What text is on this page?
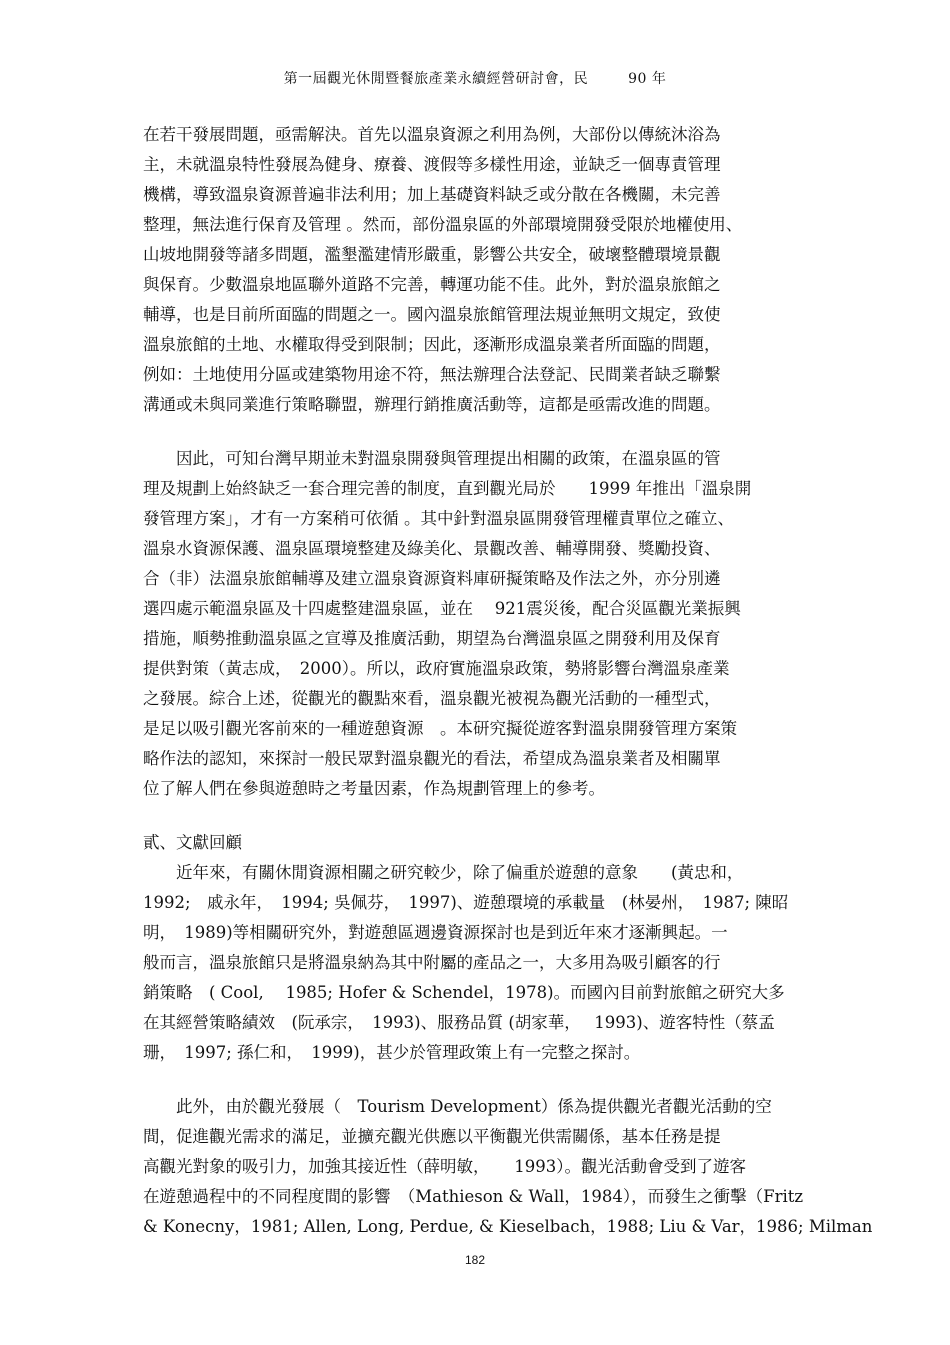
第一屆觀光休閒暨餐旅產業永續經營研討會，民	90 年
在若干發展問題，亟需解決。首先以溫泉資源之利用為例，大部份以傳統沐浴為
主，未就溫泉特性發展為健身、療養、渡假等多樣性用途，並缺乏一個專責管理
機構，導致溫泉資源普遍非法利用；加上基礎資料缺乏或分散在各機關，未完善
整理，無法進行保育及管理 。然而，部份溫泉區的外部環境開發受限於地權使用、
山坡地開發等諸多問題，濫墾濫建情形嚴重，影響公共安全，破壞整體環境景觀
與保育。少數溫泉地區聯外道路不完善，轉運功能不佳。此外，對於溫泉旅館之
輔導，也是目前所面臨的問題之一。國內溫泉旅館管理法規並無明文規定，致使
溫泉旅館的土地、水權取得受到限制；因此，逐漸形成溫泉業者所面臨的問題，
例如：土地使用分區或建築物用途不符，無法辦理合法登記、民間業者缺乏聯繫
溝通或未與同業進行策略聯盟，辦理行銷推廣活動等，這都是亟需改進的問題。
　　因此，可知台灣早期並未對溫泉開發與管理提出相關的政策，在溫泉區的管
理及規劃上始終缺乏一套合理完善的制度，直到觀光局於　　1999 年推出「溫泉開
發管理方案」，才有一方案稍可依循 。其中針對溫泉區開發管理權責單位之確立、
溫泉水資源保護、溫泉區環境整建及綠美化、景觀改善、輔導開發、獎勵投資、
合（非）法溫泉旅館輔導及建立溫泉資源資料庫研擬策略及作法之外，亦分別遴
選四處示範溫泉區及十四處整建溫泉區，並在　 921震災後，配合災區觀光業振興
措施，順勢推動溫泉區之宣導及推廣活動，期望為台灣溫泉區之開發利用及保育
提供對策（黃志成，　2000）。所以，政府實施溫泉政策，勢將影響台灣溫泉產業
之發展。綜合上述，從觀光的觀點來看，溫泉觀光被視為觀光活動的一種型式，
是足以吸引觀光客前來的一種遊憩資源　。本研究擬從遊客對溫泉開發管理方案策
略作法的認知，來探討一般民眾對溫泉觀光的看法，希望成為溫泉業者及相關單
位了解人們在參與遊憩時之考量因素，作為規劃管理上的參考。
貳、文獻回顧
　　近年來，有關休閒資源相關之研究較少，除了偏重於遊憩的意象　　(黃忠和，
1992;　戚永年，　1994; 吳佩芬，　1997)、遊憩環境的承載量　(林晏州，　1987; 陳昭
明，　1989)等相關研究外，對遊憩區週邊資源探討也是到近年來才逐漸興起。一
般而言，溫泉旅館只是將溫泉納為其中附屬的產品之一，大多用為吸引顧客的行
銷策略　( Cool,　 1985; Hofer & Schendel，1978)。而國內目前對旅館之研究大多
在其經營策略績效　(阮承宗，　1993)、服務品質 (胡家華，　 1993)、遊客特性（蔡孟
珊，　1997; 孫仁和，　1999)，甚少於管理政策上有一完整之探討。
　　此外，由於觀光發展（　Tourism Development）係為提供觀光者觀光活動的空
間，促進觀光需求的滿足，並擴充觀光供應以平衡觀光供需關係，基本任務是提
高觀光對象的吸引力，加強其接近性（薛明敏，　　1993）。觀光活動會受到了遊客
在遊憩過程中的不同程度間的影響　（Mathieson & Wall，1984），而發生之衝擊（Fritz
& Konecny，1981; Allen, Long, Perdue, & Kieselbach，1988; Liu & Var，1986; Milman
182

* Challenge
Write out the whole listing exactly, and drop the pictures.

* Answer in full
What text is on this page?
第一屆觀光休閒暨餐旅產業永續經營研討會，民	90 年
在若干發展問題，亟需解決。首先以溫泉資源之利用為例，大部份以傳統沐浴為
主，未就溫泉特性發展為健身、療養、渡假等多樣性用途，並缺乏一個專責管理
機構，導致溫泉資源普遍非法利用；加上基礎資料缺乏或分散在各機關，未完善
整理，無法進行保育及管理 。然而，部份溫泉區的外部環境開發受限於地權使用、
山坡地開發等諸多問題，濫墾濫建情形嚴重，影響公共安全，破壞整體環境景觀
與保育。少數溫泉地區聯外道路不完善，轉運功能不佳。此外，對於溫泉旅館之
輔導，也是目前所面臨的問題之一。國內溫泉旅館管理法規並無明文規定，致使
溫泉旅館的土地、水權取得受到限制；因此，逐漸形成溫泉業者所面臨的問題，
例如：土地使用分區或建築物用途不符，無法辦理合法登記、民間業者缺乏聯繫
溝通或未與同業進行策略聯盟，辦理行銷推廣活動等，這都是亟需改進的問題。
　　因此，可知台灣早期並未對溫泉開發與管理提出相關的政策，在溫泉區的管
理及規劃上始終缺乏一套合理完善的制度，直到觀光局於　　1999 年推出「溫泉開
發管理方案」，才有一方案稍可依循 。其中針對溫泉區開發管理權責單位之確立、
溫泉水資源保護、溫泉區環境整建及綠美化、景觀改善、輔導開發、獎勵投資、
合（非）法溫泉旅館輔導及建立溫泉資源資料庫研擬策略及作法之外，亦分別遴
選四處示範溫泉區及十四處整建溫泉區，並在　 921震災後，配合災區觀光業振興
措施，順勢推動溫泉區之宣導及推廣活動，期望為台灣溫泉區之開發利用及保育
提供對策（黃志成，　2000）。所以，政府實施溫泉政策，勢將影響台灣溫泉產業
之發展。綜合上述，從觀光的觀點來看，溫泉觀光被視為觀光活動的一種型式，
是足以吸引觀光客前來的一種遊憩資源　。本研究擬從遊客對溫泉開發管理方案策
略作法的認知，來探討一般民眾對溫泉觀光的看法，希望成為溫泉業者及相關單
位了解人們在參與遊憩時之考量因素，作為規劃管理上的參考。
貳、文獻回顧
　　近年來，有關休閒資源相關之研究較少，除了偏重於遊憩的意象　　(黃忠和，
1992;　戚永年，　1994; 吳佩芬，　1997)、遊憩環境的承載量　(林晏州，　1987; 陳昭
明，　1989)等相關研究外，對遊憩區週邊資源探討也是到近年來才逐漸興起。一
般而言，溫泉旅館只是將溫泉納為其中附屬的產品之一，大多用為吸引顧客的行
銷策略　( Cool,　 1985; Hofer & Schendel，1978)。而國內目前對旅館之研究大多
在其經營策略績效　(阮承宗，　1993)、服務品質 (胡家華，　 1993)、遊客特性（蔡孟
珊，　1997; 孫仁和，　1999)，甚少於管理政策上有一完整之探討。
　　此外，由於觀光發展（　Tourism Development）係為提供觀光者觀光活動的空
間，促進觀光需求的滿足，並擴充觀光供應以平衡觀光供需關係，基本任務是提
高觀光對象的吸引力，加強其接近性（薛明敏，　　1993）。觀光活動會受到了遊客
在遊憩過程中的不同程度間的影響　（Mathieson & Wall，1984），而發生之衝擊（Fritz
& Konecny，1981; Allen, Long, Perdue, & Kieselbach，1988; Liu & Var，1986; Milman
182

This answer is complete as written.